___ Records to use

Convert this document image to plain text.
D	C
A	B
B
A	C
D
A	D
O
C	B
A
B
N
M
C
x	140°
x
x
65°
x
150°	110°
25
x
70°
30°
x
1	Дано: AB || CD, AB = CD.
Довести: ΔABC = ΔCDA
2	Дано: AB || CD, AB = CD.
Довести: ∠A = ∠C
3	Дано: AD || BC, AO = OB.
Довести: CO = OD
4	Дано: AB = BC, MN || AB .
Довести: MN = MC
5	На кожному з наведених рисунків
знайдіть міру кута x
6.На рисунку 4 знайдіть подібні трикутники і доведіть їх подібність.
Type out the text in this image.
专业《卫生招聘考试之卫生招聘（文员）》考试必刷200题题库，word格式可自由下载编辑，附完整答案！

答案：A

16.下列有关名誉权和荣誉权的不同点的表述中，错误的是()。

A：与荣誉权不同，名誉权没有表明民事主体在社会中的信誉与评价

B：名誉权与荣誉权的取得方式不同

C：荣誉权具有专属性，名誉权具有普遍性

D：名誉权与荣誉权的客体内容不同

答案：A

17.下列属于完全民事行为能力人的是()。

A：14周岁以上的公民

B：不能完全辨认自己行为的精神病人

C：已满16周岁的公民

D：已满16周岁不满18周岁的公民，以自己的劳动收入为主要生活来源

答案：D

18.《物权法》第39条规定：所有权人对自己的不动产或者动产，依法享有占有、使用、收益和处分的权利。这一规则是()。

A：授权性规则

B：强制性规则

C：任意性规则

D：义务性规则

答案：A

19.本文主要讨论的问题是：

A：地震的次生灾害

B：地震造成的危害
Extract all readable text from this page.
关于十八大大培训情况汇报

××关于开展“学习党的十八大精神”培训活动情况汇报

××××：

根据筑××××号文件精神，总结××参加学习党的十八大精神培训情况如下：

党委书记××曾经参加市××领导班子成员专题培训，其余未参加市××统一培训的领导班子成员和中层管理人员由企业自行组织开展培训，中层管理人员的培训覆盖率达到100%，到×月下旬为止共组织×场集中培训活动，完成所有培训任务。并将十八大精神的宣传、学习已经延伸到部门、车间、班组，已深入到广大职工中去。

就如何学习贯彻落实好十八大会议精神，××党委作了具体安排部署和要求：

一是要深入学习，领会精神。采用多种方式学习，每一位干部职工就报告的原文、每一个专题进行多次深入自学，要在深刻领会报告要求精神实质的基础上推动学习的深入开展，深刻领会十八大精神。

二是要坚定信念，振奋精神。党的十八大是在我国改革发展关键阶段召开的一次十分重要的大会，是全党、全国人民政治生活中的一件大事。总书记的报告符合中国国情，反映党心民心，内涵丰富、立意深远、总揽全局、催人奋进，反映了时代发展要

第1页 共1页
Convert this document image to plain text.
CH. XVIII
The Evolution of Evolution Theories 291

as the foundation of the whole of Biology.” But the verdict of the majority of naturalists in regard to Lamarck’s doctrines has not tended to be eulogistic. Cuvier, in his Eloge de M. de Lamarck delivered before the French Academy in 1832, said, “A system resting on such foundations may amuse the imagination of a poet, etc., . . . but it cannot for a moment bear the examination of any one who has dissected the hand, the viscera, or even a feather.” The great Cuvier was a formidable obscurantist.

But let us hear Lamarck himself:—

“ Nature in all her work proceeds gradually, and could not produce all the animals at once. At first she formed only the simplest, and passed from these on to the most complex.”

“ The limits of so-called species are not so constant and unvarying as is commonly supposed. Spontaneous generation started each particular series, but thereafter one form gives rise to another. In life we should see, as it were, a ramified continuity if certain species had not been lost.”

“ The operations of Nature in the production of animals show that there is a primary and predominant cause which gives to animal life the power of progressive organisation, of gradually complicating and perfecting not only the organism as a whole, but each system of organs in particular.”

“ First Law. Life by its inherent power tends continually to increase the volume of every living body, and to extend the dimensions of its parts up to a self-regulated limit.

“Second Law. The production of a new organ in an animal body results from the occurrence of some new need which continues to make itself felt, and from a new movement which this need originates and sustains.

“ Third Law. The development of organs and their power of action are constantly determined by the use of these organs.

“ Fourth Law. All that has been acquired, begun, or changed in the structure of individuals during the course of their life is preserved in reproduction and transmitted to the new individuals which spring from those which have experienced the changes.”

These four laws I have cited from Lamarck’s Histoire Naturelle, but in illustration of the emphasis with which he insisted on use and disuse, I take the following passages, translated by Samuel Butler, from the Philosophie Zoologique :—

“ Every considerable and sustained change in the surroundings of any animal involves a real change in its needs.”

______

Copy out all the entries shown above, character for character.

◆ The reply ◆
Convert this document image to plain text.
D	C
A	B
B
A	C
D
A	D
O
C	B
A
B
N
M
C
x	140°
x
x
65°
x
150°	110°
25
x
70°
30°
x
1	Дано: AB || CD, AB = CD.
Довести: ΔABC = ΔCDA
2	Дано: AB || CD, AB = CD.
Довести: ∠A = ∠C
3	Дано: AD || BC, AO = OB.
Довести: CO = OD
4	Дано: AB = BC, MN || AB .
Довести: MN = MC
5	На кожному з наведених рисунків
знайдіть міру кута x
6.На рисунку 4 знайдіть подібні трикутники і доведіть їх подібність.
Type out the text in this image.
专业《卫生招聘考试之卫生招聘（文员）》考试必刷200题题库，word格式可自由下载编辑，附完整答案！

答案：A

16.下列有关名誉权和荣誉权的不同点的表述中，错误的是()。

A：与荣誉权不同，名誉权没有表明民事主体在社会中的信誉与评价

B：名誉权与荣誉权的取得方式不同

C：荣誉权具有专属性，名誉权具有普遍性

D：名誉权与荣誉权的客体内容不同

答案：A

17.下列属于完全民事行为能力人的是()。

A：14周岁以上的公民

B：不能完全辨认自己行为的精神病人

C：已满16周岁的公民

D：已满16周岁不满18周岁的公民，以自己的劳动收入为主要生活来源

答案：D

18.《物权法》第39条规定：所有权人对自己的不动产或者动产，依法享有占有、使用、收益和处分的权利。这一规则是()。

A：授权性规则

B：强制性规则

C：任意性规则

D：义务性规则

答案：A

19.本文主要讨论的问题是：

A：地震的次生灾害

B：地震造成的危害
Extract all readable text from this page.
关于十八大大培训情况汇报

××关于开展“学习党的十八大精神”培训活动情况汇报

××××：

根据筑××××号文件精神，总结××参加学习党的十八大精神培训情况如下：

党委书记××曾经参加市××领导班子成员专题培训，其余未参加市××统一培训的领导班子成员和中层管理人员由企业自行组织开展培训，中层管理人员的培训覆盖率达到100%，到×月下旬为止共组织×场集中培训活动，完成所有培训任务。并将十八大精神的宣传、学习已经延伸到部门、车间、班组，已深入到广大职工中去。

就如何学习贯彻落实好十八大会议精神，××党委作了具体安排部署和要求：

一是要深入学习，领会精神。采用多种方式学习，每一位干部职工就报告的原文、每一个专题进行多次深入自学，要在深刻领会报告要求精神实质的基础上推动学习的深入开展，深刻领会十八大精神。

二是要坚定信念，振奋精神。党的十八大是在我国改革发展关键阶段召开的一次十分重要的大会，是全党、全国人民政治生活中的一件大事。总书记的报告符合中国国情，反映党心民心，内涵丰富、立意深远、总揽全局、催人奋进，反映了时代发展要

第1页 共1页
Convert this document image to plain text.
CH. XVIII
The Evolution of Evolution Theories 291

as the foundation of the whole of Biology.” But the verdict of the majority of naturalists in regard to Lamarck’s doctrines has not tended to be eulogistic. Cuvier, in his Eloge de M. de Lamarck delivered before the French Academy in 1832, said, “A system resting on such foundations may amuse the imagination of a poet, etc., . . . but it cannot for a moment bear the examination of any one who has dissected the hand, the viscera, or even a feather.” The great Cuvier was a formidable obscurantist.

But let us hear Lamarck himself:—

“ Nature in all her work proceeds gradually, and could not produce all the animals at once. At first she formed only the simplest, and passed from these on to the most complex.”

“ The limits of so-called species are not so constant and unvarying as is commonly supposed. Spontaneous generation started each particular series, but thereafter one form gives rise to another. In life we should see, as it were, a ramified continuity if certain species had not been lost.”

“ The operations of Nature in the production of animals show that there is a primary and predominant cause which gives to animal life the power of progressive organisation, of gradually complicating and perfecting not only the organism as a whole, but each system of organs in particular.”

“ First Law. Life by its inherent power tends continually to increase the volume of every living body, and to extend the dimensions of its parts up to a self-regulated limit.

“Second Law. The production of a new organ in an animal body results from the occurrence of some new need which continues to make itself felt, and from a new movement which this need originates and sustains.

“ Third Law. The development of organs and their power of action are constantly determined by the use of these organs.

“ Fourth Law. All that has been acquired, begun, or changed in the structure of individuals during the course of their life is preserved in reproduction and transmitted to the new individuals which spring from those which have experienced the changes.”

These four laws I have cited from Lamarck’s Histoire Naturelle, but in illustration of the emphasis with which he insisted on use and disuse, I take the following passages, translated by Samuel Butler, from the Philosophie Zoologique :—

“ Every considerable and sustained change in the surroundings of any animal involves a real change in its needs.”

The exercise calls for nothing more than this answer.